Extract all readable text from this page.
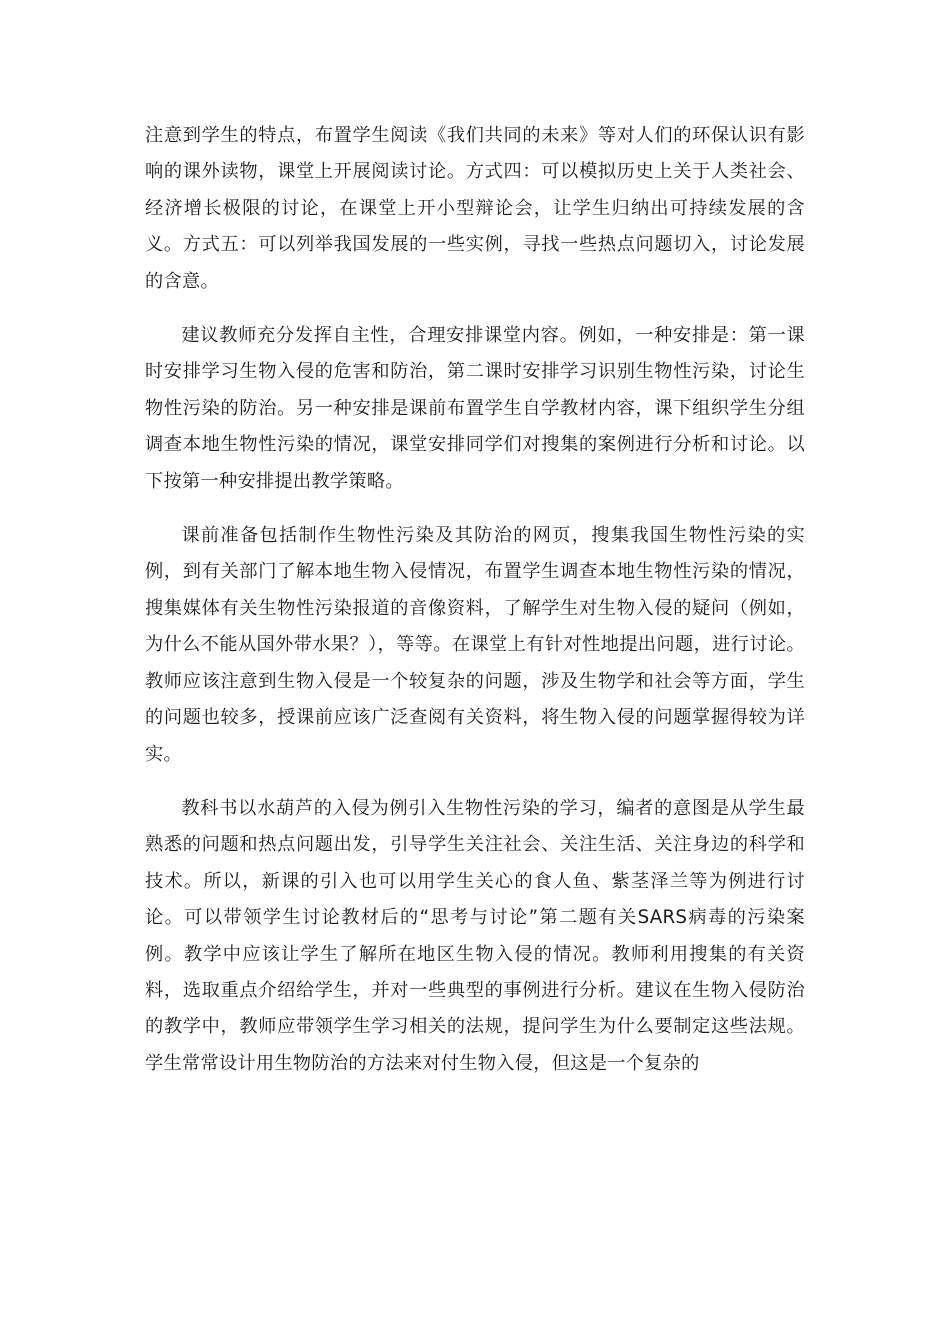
注意到学生的特点，布置学生阅读《我们共同的未来》等对人们的环保认识有影响的课外读物，课堂上开展阅读讨论。方式四：可以模拟历史上关于人类社会、经济增长极限的讨论，在课堂上开小型辩论会，让学生归纳出可持续发展的含义。方式五：可以列举我国发展的一些实例，寻找一些热点问题切入，讨论发展的含意。

建议教师充分发挥自主性，合理安排课堂内容。例如，一种安排是：第一课时安排学习生物入侵的危害和防治，第二课时安排学习识别生物性污染，讨论生物性污染的防治。另一种安排是课前布置学生自学教材内容，课下组织学生分组调查本地生物性污染的情况，课堂安排同学们对搜集的案例进行分析和讨论。以下按第一种安排提出教学策略。

课前准备包括制作生物性污染及其防治的网页，搜集我国生物性污染的实例，到有关部门了解本地生物入侵情况，布置学生调查本地生物性污染的情况，搜集媒体有关生物性污染报道的音像资料，了解学生对生物入侵的疑问（例如，为什么不能从国外带水果？），等等。在课堂上有针对性地提出问题，进行讨论。教师应该注意到生物入侵是一个较复杂的问题，涉及生物学和社会等方面，学生的问题也较多，授课前应该广泛查阅有关资料，将生物入侵的问题掌握得较为详实。

教科书以水葫芦的入侵为例引入生物性污染的学习，编者的意图是从学生最熟悉的问题和热点问题出发，引导学生关注社会、关注生活、关注身边的科学和技术。所以，新课的引入也可以用学生关心的食人鱼、紫茎泽兰等为例进行讨论。可以带领学生讨论教材后的“思考与讨论”第二题有关SARS病毒的污染案例。教学中应该让学生了解所在地区生物入侵的情况。教师利用搜集的有关资料，选取重点介绍给学生，并对一些典型的事例进行分析。建议在生物入侵防治的教学中，教师应带领学生学习相关的法规，提问学生为什么要制定这些法规。学生常常设计用生物防治的方法来对付生物入侵，但这是一个复杂的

> [EXERCISE AIM]:
Each entry should be repeated exactly as it appears; the pictures stay out.

> [THE OUTPUT]:
Extract all readable text from this page.
注意到学生的特点，布置学生阅读《我们共同的未来》等对人们的环保认识有影响的课外读物，课堂上开展阅读讨论。方式四：可以模拟历史上关于人类社会、经济增长极限的讨论，在课堂上开小型辩论会，让学生归纳出可持续发展的含义。方式五：可以列举我国发展的一些实例，寻找一些热点问题切入，讨论发展的含意。

建议教师充分发挥自主性，合理安排课堂内容。例如，一种安排是：第一课时安排学习生物入侵的危害和防治，第二课时安排学习识别生物性污染，讨论生物性污染的防治。另一种安排是课前布置学生自学教材内容，课下组织学生分组调查本地生物性污染的情况，课堂安排同学们对搜集的案例进行分析和讨论。以下按第一种安排提出教学策略。

课前准备包括制作生物性污染及其防治的网页，搜集我国生物性污染的实例，到有关部门了解本地生物入侵情况，布置学生调查本地生物性污染的情况，搜集媒体有关生物性污染报道的音像资料，了解学生对生物入侵的疑问（例如，为什么不能从国外带水果？），等等。在课堂上有针对性地提出问题，进行讨论。教师应该注意到生物入侵是一个较复杂的问题，涉及生物学和社会等方面，学生的问题也较多，授课前应该广泛查阅有关资料，将生物入侵的问题掌握得较为详实。

教科书以水葫芦的入侵为例引入生物性污染的学习，编者的意图是从学生最熟悉的问题和热点问题出发，引导学生关注社会、关注生活、关注身边的科学和技术。所以，新课的引入也可以用学生关心的食人鱼、紫茎泽兰等为例进行讨论。可以带领学生讨论教材后的“思考与讨论”第二题有关SARS病毒的污染案例。教学中应该让学生了解所在地区生物入侵的情况。教师利用搜集的有关资料，选取重点介绍给学生，并对一些典型的事例进行分析。建议在生物入侵防治的教学中，教师应带领学生学习相关的法规，提问学生为什么要制定这些法规。学生常常设计用生物防治的方法来对付生物入侵，但这是一个复杂的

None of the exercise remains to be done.